Calculating distance between two X, Y coordinates in PHP

Question

I am writing a tool for a game that involves calculating the distance between two coordinates on a toroidal plane 500 units across. That is, [0,0] through [499,499] are valid coordinates, and [0,0] and [499,499] are also right next to each other.

Currently, in my application, I am comparing the distance between a city with an [X,Y] location respective to the user's own [X,Y] location, which they have configured in advance.

To do this, I found this algorithm, which kind of works:

Math.sqrt ( dx * dx + dy * dy );

Because sorting a paged list by distance is a useful thing to be able to do, I implemented this algorithm in a MySQL query and have made it available to my application using the following part of my SELECT statement:

SQRT( POW( ( ".strval($sourceX)." - cityX ) , 2 ) + POW( ( ".strval($sourceY)." - cityY ) , 2 ) ) AS distance

This works fine for many calculations, but does not take into account the fact that [0,0] and [499,499] are kitty-corner to one another.

Is there any way I can tweak this algorithm to generate an accurate distance, given that 0 and 499 are adjacent?

Answer 1

I assume you mean wrapping coordinates and nothing spherical shaped. Like a flat piece of paper where the ends are magically connected to each other.

════════════════

> _GIVEN EXERCISE 1_
Reproduce the rows starting at the line containing "- candle-body: [439, 478, 443, 481]" and ending at the line containing "- candle-body: [887, 335, 891, 345]", both included.
These rows are unrelated to the coordinate-distance thread.

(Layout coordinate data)
════════════════

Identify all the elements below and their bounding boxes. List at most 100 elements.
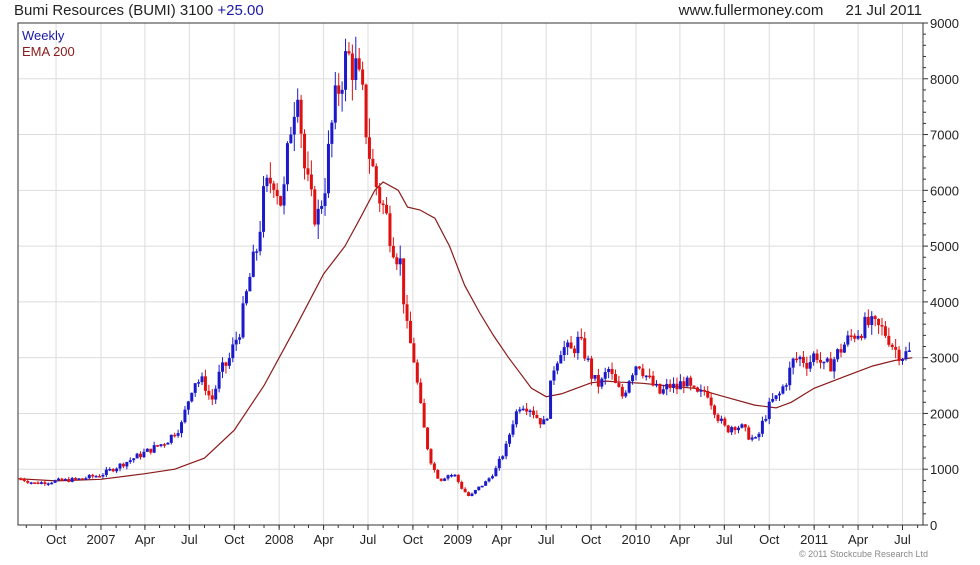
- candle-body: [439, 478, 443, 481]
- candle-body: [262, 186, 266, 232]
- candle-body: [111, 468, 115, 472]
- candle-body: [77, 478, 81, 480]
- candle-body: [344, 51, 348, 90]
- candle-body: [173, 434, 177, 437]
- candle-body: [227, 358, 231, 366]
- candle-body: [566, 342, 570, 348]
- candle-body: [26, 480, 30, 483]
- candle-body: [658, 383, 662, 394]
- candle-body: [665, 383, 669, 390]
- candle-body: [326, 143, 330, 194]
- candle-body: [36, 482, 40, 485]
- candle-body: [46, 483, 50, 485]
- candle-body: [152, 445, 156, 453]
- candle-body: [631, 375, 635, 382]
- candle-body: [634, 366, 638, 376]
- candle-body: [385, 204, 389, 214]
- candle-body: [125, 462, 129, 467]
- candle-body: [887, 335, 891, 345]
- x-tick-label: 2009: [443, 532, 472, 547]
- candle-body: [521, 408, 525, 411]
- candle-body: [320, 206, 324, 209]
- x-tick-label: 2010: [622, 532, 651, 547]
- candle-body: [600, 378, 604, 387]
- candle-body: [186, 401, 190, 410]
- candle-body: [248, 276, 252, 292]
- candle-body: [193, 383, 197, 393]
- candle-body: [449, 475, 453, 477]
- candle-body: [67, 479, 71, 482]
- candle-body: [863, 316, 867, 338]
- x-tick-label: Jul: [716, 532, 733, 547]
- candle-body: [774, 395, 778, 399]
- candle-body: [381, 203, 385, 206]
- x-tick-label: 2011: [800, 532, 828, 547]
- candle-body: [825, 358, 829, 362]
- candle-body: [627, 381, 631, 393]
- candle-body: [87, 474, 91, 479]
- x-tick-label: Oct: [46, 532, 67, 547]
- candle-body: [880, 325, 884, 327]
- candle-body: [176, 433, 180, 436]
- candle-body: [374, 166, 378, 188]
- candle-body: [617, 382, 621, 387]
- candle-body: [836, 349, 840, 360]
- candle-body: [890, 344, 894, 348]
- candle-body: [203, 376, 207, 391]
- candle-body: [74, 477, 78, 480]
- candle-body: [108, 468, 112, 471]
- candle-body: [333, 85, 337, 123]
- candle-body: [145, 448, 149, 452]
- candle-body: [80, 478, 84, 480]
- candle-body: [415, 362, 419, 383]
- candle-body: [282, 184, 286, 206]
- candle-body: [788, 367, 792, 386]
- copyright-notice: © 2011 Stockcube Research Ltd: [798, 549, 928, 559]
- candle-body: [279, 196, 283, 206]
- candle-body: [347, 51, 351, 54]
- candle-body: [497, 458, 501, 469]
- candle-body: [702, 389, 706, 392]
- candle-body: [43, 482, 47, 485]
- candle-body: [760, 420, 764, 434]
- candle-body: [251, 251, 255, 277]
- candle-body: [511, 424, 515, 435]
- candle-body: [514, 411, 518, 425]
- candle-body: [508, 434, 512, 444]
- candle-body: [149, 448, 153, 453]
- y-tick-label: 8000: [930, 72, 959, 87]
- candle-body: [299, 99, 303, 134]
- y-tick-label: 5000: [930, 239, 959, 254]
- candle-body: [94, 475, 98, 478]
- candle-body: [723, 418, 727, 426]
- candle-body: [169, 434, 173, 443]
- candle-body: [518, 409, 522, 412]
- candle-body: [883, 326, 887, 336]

════════════════

> _GIVEN EXERCISE 2_
Repeat word for word the part of the coordinate-distance thread starting at "Because sorting a" and ending at "to one another.".

> _FULL OUTPUT 1_
- candle-body: [439, 478, 443, 481]
- candle-body: [262, 186, 266, 232]
- candle-body: [111, 468, 115, 472]
- candle-body: [77, 478, 81, 480]
- candle-body: [344, 51, 348, 90]
- candle-body: [173, 434, 177, 437]
- candle-body: [227, 358, 231, 366]
- candle-body: [566, 342, 570, 348]
- candle-body: [26, 480, 30, 483]
- candle-body: [658, 383, 662, 394]
- candle-body: [665, 383, 669, 390]
- candle-body: [326, 143, 330, 194]
- candle-body: [36, 482, 40, 485]
- candle-body: [46, 483, 50, 485]
- candle-body: [152, 445, 156, 453]
- candle-body: [631, 375, 635, 382]
- candle-body: [634, 366, 638, 376]
- candle-body: [385, 204, 389, 214]
- candle-body: [125, 462, 129, 467]
- candle-body: [887, 335, 891, 345]

> _FULL OUTPUT 2_
Because sorting a paged list by distance is a useful thing to be able to do, I implemented this algorithm in a MySQL query and have made it available to my application using the following part of my SELECT statement:

SQRT( POW( ( ".strval($sourceX)." - cityX ) , 2 ) + POW( ( ".strval($sourceY)." - cityY ) , 2 ) ) AS distance

This works fine for many calculations, but does not take into account the fact that [0,0] and [499,499] are kitty-corner to one another.